§ TEXTO EXTRAÍDO
Regime dos aiatolás investiu em programa de desenvolvimento de mísseis e drones nas últimas décadas e tem um programa nuclear que preocupa autoridades internacionais
Por O Globo, com agências internacionais
A Agência Internacional de Energia Atômica (AIEA) vem alertando sobre o risco de uma resposta que envolvesse o bombardeio de instalações do programa atômico iraniano desde o começo da semana, uma possibilidade que reverberou entre as autoridades da nação persa. O comandante encarregado da segurança nuclear, Ahmad Haghtalab, chegou a ameaçar com uma mudança de perfil na finalidade do programa, antes do ataque se confirmar. De acordo com a AIEA, a ação de sexta não resultou em danos aos centros nucleares.
“As ameaças do regime sionista contra as instalações nucleares do Irã possibilitam a revisão de nossa doutrina nuclear e o desvio de nossas considerações anteriores”, disse Haghtalab, em fala registrada pela agência de notícias iraniana Tasnim, no que foi interpretado como uma possível ameaça sobre o desenvolvimento de armas nucleares.
Até o momento, o ataque não provocou nenhuma reação militar iraniana ou motivou declarações inflamadas das principais autoridades do país, o que afasta, ao menos imediatamente, a ameaça do militar. Contudo, o programa iraniano já provocou preocupação de organizações internacionais, por se desenvolver longe das principais agências de fiscalização.
O Irã tem bomba atômica?
Oficialmente, o Irã não possui armas nucleares. De acordo com a Arms Control Association, entidade americana que desde 1971 monitora os arsenais nucleares pelo mundo, apenas nove países possuem bombas nucleares: Estados Unidos, Rússia, China, França, Reino Unido, Paquistão, índia, Israel e Coreia do Norte. No entanto, uma fonte de inteligência israelense ouvida em anonimato pelo GLOBO afirmou que o país já tem a plataforma para lançamento de bombas nucleares (mísseis) e que a quantidade de urânio enriquecido necessária para fabricar armas está perto de ser alcançada. Israel trabalha com uma estimativa de que a arma possa ser alcançada em dois anos.
Em um relatório confidencial recente, obtido por agências de notícias no fim de fevereiro, a Agência Internacional de Energia Atômica (AIEA) revelou ter “preocupações” com o programa iraniano. Os dados do documento mostraram que Teerã aumentou a quantidade de urânio enriquecido nos últimos meses, superando os limites impostos pelo Plano de Ação Conjunta Global (JCPOA, em inglês), um acordo firmado em 2015 — um texto considerado quase morto desde que foi abandonado pelos EUA, durante a administração Trump, e para o qual os americanos nunca retornaram.
Dados do relatório, citados pela AFP, mostram que as reservas de material enriquecido eram, no dia 10 de fevereiro, de 5.525,5 kg (vinte e sete vezes acima do limite estabelecido pelo JCPOA). Em outubro, o Irã armazenava 4.486,8 kg de material radioativo, enriquecido em diferentes graus.

§ TRECHOS DOS REGISTROS
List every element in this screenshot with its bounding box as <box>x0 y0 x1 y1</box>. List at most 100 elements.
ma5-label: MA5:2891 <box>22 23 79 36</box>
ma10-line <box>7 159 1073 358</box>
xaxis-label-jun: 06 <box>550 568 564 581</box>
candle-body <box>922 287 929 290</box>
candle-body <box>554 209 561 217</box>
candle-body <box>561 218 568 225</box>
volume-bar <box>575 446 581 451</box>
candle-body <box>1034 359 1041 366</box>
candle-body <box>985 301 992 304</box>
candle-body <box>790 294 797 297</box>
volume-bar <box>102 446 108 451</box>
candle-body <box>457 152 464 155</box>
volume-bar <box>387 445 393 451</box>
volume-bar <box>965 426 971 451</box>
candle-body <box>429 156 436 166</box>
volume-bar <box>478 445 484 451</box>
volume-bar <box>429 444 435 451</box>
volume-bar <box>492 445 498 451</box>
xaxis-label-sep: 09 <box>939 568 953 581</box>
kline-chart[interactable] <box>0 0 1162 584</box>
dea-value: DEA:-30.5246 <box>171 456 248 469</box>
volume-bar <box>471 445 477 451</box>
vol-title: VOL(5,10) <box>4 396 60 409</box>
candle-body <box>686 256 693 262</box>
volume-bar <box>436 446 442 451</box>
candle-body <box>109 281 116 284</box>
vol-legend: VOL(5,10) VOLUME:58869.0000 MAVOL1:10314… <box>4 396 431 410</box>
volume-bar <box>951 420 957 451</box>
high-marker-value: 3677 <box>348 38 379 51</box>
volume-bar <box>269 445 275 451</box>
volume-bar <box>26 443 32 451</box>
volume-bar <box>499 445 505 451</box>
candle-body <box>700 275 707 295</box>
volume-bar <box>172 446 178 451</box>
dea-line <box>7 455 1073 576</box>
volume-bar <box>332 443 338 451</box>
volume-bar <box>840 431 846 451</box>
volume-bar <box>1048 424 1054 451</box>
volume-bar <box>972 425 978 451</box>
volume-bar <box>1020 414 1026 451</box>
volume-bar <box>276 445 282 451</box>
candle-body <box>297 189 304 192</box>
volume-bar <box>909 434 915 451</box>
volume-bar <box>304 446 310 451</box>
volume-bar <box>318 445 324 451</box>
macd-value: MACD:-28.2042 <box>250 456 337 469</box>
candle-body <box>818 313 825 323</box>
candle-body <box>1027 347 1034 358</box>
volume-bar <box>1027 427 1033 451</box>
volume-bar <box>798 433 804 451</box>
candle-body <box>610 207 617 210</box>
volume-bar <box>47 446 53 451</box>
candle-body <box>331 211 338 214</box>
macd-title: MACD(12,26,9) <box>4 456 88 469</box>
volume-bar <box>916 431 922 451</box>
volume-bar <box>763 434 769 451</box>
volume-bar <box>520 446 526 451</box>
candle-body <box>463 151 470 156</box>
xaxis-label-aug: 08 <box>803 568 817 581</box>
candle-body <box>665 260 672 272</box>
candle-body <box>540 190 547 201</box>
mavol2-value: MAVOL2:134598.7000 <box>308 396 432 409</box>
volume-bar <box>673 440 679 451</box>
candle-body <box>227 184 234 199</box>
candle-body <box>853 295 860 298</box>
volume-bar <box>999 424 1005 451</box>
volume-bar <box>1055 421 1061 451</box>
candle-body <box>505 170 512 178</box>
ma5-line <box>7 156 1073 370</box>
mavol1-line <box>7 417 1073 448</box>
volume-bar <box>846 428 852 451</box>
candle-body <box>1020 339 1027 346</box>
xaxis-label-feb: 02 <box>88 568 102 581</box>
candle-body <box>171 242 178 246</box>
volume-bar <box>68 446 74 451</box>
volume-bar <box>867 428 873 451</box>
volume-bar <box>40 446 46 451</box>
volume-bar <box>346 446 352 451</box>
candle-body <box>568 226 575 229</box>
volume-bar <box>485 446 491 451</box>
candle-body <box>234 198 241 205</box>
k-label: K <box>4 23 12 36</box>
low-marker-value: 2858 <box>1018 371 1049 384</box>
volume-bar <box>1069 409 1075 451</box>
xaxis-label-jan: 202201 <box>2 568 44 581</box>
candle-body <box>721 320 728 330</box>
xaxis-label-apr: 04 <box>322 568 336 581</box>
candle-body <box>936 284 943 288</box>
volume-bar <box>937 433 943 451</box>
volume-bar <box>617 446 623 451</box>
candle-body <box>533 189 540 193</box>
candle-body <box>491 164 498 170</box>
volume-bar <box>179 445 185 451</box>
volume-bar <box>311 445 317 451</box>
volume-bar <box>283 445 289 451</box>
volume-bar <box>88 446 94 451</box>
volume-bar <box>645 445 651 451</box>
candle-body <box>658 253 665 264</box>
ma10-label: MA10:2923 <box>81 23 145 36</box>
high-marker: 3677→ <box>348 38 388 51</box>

§ SOLICITAÇÕES
1: Reproduza o trecho do texto sobre o programa nuclear iraniano compreendido entre "Até o momento, o" e "tem bomba atômica?", inclusive.
2: Responda às perguntas abaixo com base no texto sobre o programa nuclear iraniano:
(a) Qual agência de notícias iraniana registrou a fala de Ahmad Haghtalab?
(b) Desde que ano a Arms Control Association monitora os arsenais nucleares pelo mundo?
(c) Quantos quilos de material radioativo o Irã armazenava em outubro?
3: Dê continuidade ao texto sobre o programa nuclear iraniano a partir da última frase apresentada.

§ RESPOSTAS ÀS TAREFAS
1:
Até o momento, o ataque não provocou nenhuma reação militar iraniana ou motivou declarações inflamadas das principais autoridades do país, o que afasta, ao menos imediatamente, a ameaça do militar. Contudo, o programa iraniano já provocou preocupação de organizações internacionais, por se desenvolver longe das principais agências de fiscalização.
O Irã tem bomba atômica?

2:
(a) A agência Tasnim.
(b) Desde 1971.
(c) 4.486,8 kg.

3:
Segundo o Wall Street Journal, que também teve acesso ao relatório da AIEA, o Irã tinha 121,5kg de urânio enriquecido a 60%, sendo a única nação que não tem armas atômicas a enriquecer o material a esse grau. Apesar do enriquecimento não ser suficiente para fabricação de armas, especialistas apontam que o país tem a tecnologia para levar o material aos 90% necessários para uso militar. Pela definição da AIEA, são necessários 42kg de urânio enriquecido neste nível para fins bélicos.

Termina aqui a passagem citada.